Gather the lines from the material that contain "offer".
****************************************
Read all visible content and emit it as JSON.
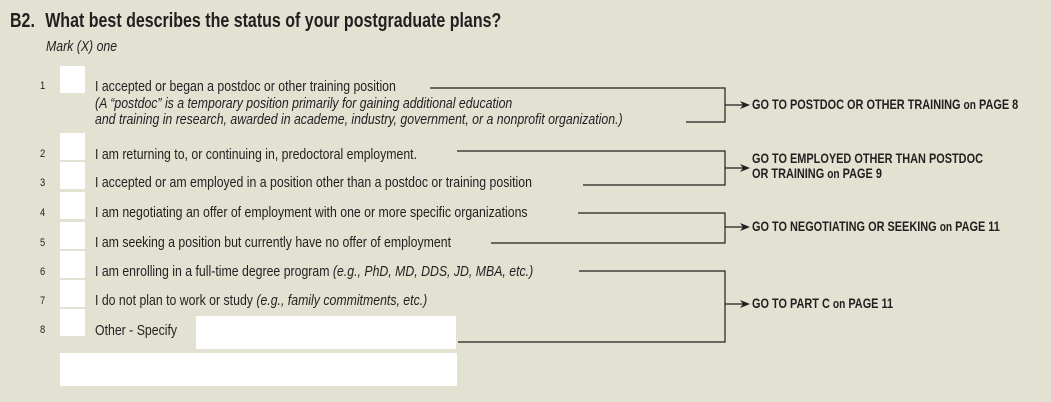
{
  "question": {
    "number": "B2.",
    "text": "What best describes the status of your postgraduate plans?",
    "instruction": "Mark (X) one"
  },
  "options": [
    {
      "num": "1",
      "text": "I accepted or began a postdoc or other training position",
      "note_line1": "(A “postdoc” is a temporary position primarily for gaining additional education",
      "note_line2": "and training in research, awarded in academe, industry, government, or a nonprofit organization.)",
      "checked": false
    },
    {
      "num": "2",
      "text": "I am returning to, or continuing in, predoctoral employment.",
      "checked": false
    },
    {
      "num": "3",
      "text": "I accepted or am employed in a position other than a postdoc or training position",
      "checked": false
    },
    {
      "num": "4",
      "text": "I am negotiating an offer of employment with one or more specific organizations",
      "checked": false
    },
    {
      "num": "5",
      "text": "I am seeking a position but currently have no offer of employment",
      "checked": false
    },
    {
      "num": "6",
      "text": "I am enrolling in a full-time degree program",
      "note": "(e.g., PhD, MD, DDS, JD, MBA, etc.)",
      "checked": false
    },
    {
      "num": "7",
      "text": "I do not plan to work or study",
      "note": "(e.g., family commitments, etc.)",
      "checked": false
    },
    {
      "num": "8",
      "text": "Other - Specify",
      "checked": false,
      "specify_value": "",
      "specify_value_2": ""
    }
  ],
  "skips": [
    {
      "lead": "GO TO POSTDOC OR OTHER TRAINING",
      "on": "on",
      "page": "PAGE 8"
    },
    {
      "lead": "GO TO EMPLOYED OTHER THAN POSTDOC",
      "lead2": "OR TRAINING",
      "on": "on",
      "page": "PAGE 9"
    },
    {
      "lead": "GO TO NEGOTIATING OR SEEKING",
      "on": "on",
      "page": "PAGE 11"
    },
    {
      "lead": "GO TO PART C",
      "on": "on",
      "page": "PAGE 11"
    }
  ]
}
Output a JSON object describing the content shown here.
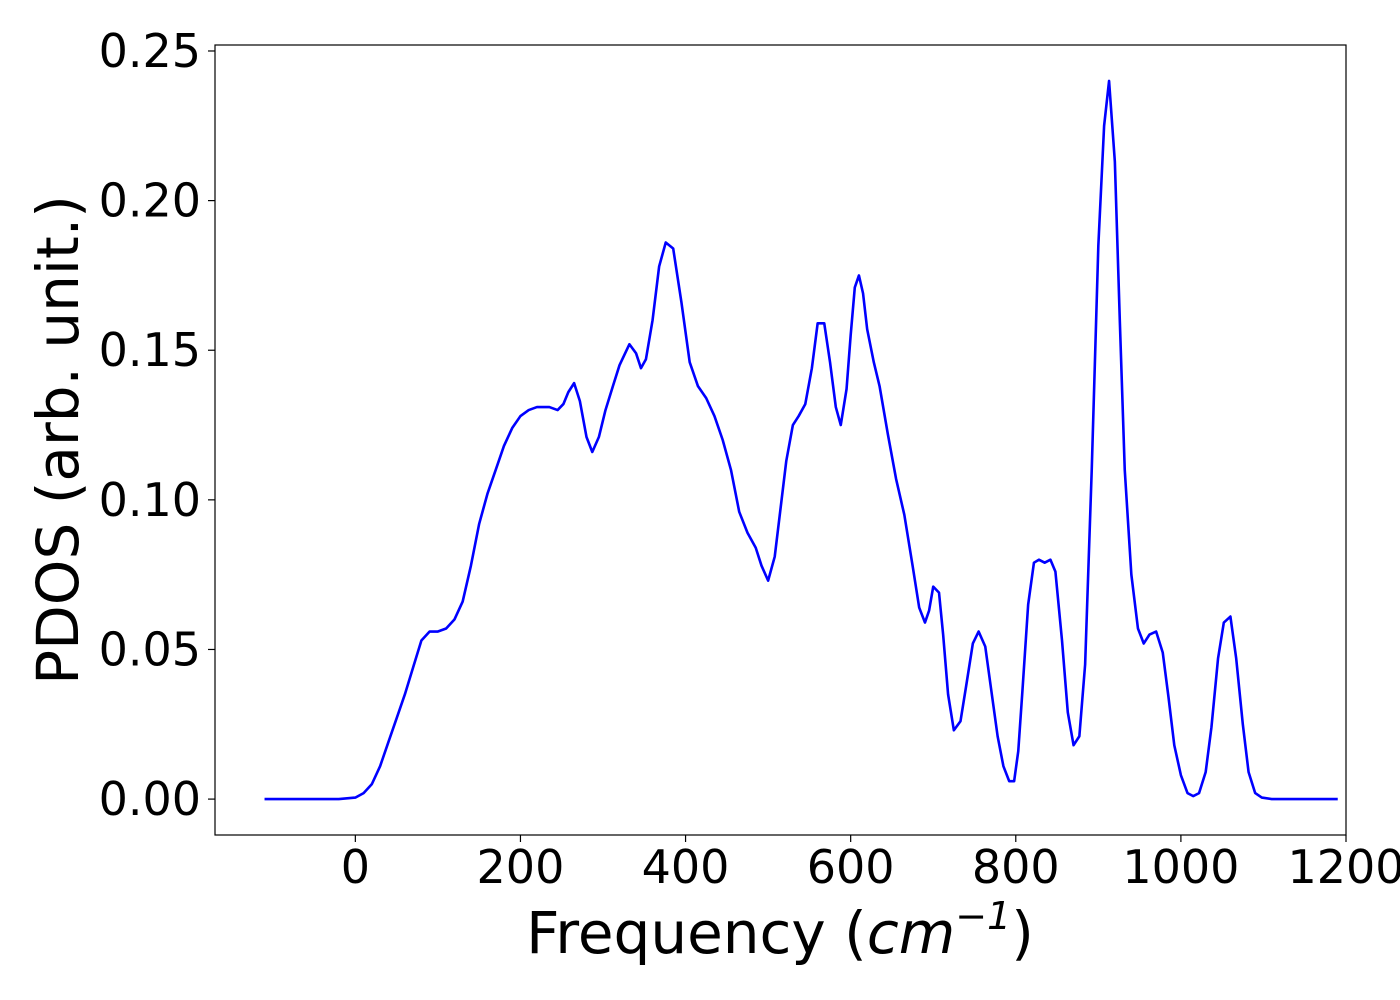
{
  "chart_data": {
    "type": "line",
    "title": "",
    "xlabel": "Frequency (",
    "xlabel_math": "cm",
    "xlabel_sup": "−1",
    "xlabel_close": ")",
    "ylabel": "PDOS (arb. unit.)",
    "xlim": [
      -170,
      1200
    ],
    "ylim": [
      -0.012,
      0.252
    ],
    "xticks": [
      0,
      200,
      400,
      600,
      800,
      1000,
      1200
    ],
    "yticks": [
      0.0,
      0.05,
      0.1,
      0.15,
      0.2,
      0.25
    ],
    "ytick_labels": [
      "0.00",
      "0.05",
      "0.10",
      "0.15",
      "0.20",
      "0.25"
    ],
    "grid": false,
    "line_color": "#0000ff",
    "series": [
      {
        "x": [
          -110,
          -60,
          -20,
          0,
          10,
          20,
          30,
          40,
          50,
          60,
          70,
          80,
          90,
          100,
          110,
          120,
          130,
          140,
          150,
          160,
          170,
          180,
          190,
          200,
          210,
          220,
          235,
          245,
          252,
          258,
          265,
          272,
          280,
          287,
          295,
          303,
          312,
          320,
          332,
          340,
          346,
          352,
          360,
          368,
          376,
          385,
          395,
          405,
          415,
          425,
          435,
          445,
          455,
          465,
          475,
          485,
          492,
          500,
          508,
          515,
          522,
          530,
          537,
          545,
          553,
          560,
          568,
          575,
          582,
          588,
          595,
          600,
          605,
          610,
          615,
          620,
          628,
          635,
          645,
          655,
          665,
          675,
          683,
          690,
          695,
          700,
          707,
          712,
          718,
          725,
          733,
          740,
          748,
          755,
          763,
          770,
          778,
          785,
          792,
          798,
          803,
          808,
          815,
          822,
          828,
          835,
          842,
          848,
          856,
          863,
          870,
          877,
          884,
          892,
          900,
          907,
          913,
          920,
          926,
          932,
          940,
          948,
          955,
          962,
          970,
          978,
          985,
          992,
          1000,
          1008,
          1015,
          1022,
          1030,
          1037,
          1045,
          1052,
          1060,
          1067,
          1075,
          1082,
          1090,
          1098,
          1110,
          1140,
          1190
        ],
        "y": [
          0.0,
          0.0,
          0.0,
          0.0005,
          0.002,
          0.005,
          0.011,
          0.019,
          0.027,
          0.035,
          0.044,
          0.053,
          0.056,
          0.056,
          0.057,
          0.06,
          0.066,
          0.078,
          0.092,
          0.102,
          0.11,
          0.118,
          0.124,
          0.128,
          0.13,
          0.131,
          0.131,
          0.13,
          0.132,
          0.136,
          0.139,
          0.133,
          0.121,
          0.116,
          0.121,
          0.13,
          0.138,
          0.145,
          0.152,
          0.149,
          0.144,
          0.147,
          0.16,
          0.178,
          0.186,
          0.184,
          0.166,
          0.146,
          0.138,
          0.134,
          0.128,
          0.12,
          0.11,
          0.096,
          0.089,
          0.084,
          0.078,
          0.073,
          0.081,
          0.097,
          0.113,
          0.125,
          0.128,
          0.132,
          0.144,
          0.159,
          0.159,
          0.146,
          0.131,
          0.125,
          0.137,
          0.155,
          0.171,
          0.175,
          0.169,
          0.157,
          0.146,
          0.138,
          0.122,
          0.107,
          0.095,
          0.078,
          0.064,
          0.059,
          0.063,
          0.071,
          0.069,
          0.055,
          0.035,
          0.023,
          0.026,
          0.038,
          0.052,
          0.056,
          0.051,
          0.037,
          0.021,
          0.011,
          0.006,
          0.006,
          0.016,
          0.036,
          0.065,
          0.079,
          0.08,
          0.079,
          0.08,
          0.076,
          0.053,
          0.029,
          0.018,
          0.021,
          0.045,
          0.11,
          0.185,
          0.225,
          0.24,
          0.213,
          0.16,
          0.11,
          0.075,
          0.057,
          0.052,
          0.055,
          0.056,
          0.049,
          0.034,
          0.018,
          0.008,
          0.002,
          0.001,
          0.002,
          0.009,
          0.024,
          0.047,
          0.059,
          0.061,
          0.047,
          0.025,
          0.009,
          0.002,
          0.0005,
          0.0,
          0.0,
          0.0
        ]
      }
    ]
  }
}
****************************************
(Finished answer):
      "text": "I am negotiating an offer of employment with one or more specific organizations",
      "text": "I am seeking a position but currently have no offer of employment",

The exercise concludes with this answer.